[Do this]: Scan the lines below for the string "name" and copy every one that has it.

[Data supplied]:
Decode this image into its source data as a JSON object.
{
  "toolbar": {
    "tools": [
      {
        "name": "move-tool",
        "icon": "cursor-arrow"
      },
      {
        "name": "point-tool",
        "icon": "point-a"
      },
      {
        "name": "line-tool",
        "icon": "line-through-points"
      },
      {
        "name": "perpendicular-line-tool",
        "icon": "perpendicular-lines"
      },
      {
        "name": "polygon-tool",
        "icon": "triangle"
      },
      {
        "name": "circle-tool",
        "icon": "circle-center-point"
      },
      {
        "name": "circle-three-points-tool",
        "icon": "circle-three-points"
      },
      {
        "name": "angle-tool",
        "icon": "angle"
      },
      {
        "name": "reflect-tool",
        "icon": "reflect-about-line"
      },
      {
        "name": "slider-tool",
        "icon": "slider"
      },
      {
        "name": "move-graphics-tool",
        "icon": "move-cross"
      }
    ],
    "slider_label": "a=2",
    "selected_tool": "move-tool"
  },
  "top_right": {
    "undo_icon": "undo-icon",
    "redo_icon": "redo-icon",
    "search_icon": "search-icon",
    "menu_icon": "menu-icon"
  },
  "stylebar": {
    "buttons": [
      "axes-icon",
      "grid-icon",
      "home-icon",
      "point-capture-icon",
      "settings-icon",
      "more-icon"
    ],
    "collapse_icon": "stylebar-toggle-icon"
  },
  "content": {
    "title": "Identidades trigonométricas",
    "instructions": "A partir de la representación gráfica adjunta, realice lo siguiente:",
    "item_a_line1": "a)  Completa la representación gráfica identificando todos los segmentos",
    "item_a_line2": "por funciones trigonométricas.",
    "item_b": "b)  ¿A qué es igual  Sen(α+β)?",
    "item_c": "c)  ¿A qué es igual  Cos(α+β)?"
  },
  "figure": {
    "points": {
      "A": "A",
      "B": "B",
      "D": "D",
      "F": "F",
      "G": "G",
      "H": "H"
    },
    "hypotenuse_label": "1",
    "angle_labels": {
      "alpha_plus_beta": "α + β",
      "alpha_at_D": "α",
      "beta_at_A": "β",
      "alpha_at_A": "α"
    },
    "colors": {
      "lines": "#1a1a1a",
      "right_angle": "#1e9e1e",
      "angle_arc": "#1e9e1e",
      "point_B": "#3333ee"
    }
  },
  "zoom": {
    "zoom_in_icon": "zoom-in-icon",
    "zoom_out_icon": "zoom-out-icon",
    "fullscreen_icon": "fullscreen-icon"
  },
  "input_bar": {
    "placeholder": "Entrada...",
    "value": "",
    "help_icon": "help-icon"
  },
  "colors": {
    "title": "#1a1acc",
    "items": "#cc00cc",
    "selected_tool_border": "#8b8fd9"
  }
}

[Task solution]:
        "name": "move-tool",
        "name": "point-tool",
        "name": "line-tool",
        "name": "perpendicular-line-tool",
        "name": "polygon-tool",
        "name": "circle-tool",
        "name": "circle-three-points-tool",
        "name": "angle-tool",
        "name": "reflect-tool",
        "name": "slider-tool",
        "name": "move-graphics-tool",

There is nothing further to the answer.